#### Directions
Tally each line where the word "required" occurs, then give only the total.

#### Available data
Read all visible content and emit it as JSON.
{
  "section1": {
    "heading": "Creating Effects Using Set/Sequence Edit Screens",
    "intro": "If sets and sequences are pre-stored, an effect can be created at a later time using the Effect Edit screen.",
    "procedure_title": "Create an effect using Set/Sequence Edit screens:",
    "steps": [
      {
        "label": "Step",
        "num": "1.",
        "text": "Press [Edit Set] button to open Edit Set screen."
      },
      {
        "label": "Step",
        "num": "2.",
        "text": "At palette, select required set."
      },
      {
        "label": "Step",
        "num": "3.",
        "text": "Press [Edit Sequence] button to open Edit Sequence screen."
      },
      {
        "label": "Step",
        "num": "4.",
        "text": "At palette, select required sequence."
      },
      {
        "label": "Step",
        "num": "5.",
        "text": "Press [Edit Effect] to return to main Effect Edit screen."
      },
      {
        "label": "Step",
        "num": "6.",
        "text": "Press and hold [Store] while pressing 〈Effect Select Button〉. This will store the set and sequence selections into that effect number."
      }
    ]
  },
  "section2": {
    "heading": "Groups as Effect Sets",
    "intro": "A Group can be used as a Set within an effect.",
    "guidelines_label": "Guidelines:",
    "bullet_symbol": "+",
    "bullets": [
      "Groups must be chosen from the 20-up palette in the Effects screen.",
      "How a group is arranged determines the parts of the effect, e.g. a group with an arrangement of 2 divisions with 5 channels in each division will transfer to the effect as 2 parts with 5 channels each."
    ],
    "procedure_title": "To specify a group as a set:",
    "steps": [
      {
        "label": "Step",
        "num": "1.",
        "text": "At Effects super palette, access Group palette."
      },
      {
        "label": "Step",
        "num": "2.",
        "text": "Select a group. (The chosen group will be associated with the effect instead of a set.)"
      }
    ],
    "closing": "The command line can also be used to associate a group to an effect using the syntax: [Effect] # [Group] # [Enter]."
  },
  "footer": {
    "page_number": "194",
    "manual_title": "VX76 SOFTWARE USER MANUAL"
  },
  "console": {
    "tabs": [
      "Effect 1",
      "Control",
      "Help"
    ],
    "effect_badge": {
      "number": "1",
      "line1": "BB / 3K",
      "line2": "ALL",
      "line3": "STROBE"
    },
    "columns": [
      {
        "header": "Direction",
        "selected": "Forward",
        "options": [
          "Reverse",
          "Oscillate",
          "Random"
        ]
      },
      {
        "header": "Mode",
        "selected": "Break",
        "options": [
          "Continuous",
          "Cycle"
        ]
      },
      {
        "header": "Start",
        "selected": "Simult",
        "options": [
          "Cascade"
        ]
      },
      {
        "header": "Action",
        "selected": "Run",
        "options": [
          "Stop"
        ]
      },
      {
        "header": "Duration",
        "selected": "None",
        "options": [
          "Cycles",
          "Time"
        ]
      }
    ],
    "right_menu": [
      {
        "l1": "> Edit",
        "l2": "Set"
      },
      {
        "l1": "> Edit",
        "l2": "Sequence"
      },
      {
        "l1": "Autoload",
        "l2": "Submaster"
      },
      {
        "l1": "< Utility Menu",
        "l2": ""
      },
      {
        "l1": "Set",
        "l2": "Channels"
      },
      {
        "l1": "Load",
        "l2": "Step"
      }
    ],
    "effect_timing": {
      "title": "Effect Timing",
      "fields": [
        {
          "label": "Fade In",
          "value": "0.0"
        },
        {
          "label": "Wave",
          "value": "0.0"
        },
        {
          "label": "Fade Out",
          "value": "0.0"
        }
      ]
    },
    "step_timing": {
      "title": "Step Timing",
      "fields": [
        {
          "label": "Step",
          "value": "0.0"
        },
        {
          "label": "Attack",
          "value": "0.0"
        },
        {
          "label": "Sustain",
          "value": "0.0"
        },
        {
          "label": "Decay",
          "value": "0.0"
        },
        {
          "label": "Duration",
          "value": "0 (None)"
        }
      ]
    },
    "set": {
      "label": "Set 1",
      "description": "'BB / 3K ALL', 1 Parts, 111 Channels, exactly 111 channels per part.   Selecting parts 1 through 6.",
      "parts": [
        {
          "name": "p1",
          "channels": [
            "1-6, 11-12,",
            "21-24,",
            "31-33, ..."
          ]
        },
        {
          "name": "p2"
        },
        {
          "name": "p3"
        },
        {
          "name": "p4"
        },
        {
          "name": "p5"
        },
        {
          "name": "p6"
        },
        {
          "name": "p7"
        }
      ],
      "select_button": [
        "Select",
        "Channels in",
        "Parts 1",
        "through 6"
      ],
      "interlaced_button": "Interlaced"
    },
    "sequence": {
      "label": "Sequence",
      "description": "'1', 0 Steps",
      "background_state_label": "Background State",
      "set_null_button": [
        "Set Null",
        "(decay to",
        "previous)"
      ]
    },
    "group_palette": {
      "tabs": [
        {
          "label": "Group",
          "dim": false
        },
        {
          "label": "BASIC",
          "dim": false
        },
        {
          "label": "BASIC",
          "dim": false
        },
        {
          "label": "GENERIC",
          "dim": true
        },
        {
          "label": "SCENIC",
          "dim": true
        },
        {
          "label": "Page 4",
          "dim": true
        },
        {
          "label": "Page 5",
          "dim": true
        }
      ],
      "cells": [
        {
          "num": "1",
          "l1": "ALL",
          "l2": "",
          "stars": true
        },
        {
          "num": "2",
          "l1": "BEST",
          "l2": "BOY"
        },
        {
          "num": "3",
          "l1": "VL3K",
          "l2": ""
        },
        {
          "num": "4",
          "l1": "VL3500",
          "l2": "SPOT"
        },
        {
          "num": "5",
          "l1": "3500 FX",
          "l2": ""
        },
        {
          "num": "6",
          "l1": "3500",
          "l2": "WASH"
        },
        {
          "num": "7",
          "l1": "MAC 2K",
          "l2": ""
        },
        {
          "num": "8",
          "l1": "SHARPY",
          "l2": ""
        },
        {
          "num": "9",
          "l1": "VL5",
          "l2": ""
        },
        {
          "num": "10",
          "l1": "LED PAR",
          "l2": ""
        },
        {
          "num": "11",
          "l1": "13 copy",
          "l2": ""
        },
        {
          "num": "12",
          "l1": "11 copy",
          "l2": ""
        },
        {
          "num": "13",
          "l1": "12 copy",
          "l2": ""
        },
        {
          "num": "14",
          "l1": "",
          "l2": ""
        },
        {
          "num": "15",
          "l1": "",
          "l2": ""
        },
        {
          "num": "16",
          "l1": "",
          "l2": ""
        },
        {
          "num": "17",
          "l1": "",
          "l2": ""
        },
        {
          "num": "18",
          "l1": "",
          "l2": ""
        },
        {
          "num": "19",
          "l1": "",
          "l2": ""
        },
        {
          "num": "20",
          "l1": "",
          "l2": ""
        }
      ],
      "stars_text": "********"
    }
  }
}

#### Problem solution
2